Requirements: Copy the records word for word, starting at the first line and ending after the line that contains "row-checkbox[interactable] <box>570 190".

*** Excerpted records ***

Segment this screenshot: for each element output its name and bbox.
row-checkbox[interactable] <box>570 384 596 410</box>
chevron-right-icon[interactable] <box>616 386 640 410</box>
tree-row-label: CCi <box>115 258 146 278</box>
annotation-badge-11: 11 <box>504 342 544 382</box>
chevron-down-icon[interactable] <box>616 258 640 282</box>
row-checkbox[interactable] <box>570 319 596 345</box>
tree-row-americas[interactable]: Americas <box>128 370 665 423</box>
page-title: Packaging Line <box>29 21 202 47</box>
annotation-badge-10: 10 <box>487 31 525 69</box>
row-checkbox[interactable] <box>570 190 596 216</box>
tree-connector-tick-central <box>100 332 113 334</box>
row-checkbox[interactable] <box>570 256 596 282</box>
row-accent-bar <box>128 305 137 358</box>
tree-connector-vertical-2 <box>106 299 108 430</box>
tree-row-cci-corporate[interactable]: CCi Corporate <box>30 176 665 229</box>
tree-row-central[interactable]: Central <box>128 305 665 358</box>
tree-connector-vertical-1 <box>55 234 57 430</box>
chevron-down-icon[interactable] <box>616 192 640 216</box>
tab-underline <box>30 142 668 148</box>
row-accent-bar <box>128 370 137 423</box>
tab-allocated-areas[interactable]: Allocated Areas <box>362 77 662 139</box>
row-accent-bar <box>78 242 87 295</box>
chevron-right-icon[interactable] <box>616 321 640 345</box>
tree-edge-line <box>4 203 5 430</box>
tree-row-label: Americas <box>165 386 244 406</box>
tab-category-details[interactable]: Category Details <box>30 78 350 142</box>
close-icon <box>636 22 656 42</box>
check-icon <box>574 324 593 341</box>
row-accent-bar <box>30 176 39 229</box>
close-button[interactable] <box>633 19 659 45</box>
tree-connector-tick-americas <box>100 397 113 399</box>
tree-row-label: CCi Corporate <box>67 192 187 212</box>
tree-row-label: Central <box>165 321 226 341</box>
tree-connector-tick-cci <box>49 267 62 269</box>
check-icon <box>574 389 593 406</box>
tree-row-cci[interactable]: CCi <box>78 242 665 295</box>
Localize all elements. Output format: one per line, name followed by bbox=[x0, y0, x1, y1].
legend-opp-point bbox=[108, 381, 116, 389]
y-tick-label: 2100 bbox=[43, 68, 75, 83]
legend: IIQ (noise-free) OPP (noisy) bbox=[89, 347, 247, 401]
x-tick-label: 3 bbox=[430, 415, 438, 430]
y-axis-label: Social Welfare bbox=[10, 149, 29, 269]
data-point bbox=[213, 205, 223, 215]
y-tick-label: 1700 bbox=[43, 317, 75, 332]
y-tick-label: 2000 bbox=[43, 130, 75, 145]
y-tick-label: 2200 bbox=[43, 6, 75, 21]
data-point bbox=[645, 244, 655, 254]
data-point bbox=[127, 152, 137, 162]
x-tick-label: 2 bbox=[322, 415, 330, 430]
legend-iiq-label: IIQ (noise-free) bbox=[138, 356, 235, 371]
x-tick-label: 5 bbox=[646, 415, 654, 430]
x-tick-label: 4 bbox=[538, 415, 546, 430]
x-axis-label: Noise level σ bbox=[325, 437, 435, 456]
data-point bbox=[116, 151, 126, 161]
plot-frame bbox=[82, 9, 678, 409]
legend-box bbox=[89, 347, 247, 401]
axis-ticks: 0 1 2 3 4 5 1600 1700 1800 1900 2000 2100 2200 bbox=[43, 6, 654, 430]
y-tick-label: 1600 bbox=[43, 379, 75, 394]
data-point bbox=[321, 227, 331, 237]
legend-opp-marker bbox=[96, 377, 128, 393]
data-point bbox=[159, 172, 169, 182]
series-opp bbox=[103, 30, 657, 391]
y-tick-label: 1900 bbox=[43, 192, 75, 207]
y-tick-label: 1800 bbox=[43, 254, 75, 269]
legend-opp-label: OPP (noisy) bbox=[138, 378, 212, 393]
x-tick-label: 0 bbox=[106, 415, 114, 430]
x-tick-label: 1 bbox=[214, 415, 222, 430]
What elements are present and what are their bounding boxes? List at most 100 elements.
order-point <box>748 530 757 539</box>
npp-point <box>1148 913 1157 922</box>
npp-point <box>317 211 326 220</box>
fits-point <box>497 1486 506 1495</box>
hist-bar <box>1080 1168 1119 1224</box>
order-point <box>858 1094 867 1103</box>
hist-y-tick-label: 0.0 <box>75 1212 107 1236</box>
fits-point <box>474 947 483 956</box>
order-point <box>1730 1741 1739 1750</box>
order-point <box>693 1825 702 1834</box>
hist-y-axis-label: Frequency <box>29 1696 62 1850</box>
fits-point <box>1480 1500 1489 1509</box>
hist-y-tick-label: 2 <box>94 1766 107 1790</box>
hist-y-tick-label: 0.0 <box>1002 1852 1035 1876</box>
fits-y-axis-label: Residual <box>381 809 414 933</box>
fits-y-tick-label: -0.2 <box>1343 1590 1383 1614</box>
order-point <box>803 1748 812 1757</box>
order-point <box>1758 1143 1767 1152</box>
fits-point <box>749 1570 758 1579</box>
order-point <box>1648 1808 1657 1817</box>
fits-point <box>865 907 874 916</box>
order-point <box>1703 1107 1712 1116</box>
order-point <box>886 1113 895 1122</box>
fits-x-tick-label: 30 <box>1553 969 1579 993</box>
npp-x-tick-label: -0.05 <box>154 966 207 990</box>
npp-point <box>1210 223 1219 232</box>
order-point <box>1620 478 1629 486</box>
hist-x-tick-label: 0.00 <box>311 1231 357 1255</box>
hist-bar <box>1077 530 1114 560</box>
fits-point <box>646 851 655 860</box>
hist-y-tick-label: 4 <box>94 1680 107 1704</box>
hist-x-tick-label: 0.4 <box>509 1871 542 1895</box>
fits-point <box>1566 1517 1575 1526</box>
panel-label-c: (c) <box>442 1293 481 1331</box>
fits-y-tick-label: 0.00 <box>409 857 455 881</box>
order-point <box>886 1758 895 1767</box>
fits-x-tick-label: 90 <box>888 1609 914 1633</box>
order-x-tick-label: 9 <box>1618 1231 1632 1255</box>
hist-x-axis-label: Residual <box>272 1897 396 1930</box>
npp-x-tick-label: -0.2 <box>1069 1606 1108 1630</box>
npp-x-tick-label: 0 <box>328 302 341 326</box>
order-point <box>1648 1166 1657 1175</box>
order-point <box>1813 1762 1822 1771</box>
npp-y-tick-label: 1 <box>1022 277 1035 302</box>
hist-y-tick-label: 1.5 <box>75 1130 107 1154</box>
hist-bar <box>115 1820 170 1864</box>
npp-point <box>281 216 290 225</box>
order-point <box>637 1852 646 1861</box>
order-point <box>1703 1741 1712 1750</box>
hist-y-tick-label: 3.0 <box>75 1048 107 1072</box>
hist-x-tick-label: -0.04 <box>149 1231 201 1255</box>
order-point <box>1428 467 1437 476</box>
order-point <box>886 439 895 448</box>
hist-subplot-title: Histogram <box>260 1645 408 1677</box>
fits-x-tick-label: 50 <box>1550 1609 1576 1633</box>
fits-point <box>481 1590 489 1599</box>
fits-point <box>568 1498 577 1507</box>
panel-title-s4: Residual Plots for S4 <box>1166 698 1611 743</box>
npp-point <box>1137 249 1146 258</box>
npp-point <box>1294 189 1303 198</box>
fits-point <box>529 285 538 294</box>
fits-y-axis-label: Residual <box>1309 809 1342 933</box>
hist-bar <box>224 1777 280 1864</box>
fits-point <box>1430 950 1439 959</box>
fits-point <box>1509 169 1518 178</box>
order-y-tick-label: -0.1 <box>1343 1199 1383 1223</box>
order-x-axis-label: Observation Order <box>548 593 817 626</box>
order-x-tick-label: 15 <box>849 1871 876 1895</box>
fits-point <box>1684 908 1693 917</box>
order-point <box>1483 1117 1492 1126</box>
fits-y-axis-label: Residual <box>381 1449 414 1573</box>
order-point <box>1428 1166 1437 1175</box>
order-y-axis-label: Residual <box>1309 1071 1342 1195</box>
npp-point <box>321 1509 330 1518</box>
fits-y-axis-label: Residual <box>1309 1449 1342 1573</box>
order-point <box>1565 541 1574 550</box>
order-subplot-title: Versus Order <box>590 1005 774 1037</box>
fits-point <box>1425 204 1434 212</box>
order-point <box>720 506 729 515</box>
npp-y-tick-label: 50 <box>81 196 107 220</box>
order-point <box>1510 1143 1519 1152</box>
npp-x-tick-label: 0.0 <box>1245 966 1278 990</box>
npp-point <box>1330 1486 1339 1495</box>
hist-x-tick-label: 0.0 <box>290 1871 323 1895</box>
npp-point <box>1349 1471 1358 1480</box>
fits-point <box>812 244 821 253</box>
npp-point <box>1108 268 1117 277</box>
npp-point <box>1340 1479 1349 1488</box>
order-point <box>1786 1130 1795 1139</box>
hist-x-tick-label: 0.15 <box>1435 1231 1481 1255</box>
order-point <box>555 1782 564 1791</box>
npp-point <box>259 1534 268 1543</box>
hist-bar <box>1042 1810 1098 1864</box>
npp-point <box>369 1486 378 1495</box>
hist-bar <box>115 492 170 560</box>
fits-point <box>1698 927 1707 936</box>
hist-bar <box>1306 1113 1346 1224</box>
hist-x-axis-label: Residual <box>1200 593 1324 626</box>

***

Complete response:
Segment this screenshot: for each element output its name and bbox.
row-checkbox[interactable] <box>570 384 596 410</box>
chevron-right-icon[interactable] <box>616 386 640 410</box>
tree-row-label: CCi <box>115 258 146 278</box>
annotation-badge-11: 11 <box>504 342 544 382</box>
chevron-down-icon[interactable] <box>616 258 640 282</box>
row-checkbox[interactable] <box>570 319 596 345</box>
tree-row-americas[interactable]: Americas <box>128 370 665 423</box>
page-title: Packaging Line <box>29 21 202 47</box>
annotation-badge-10: 10 <box>487 31 525 69</box>
row-checkbox[interactable] <box>570 190 596 216</box>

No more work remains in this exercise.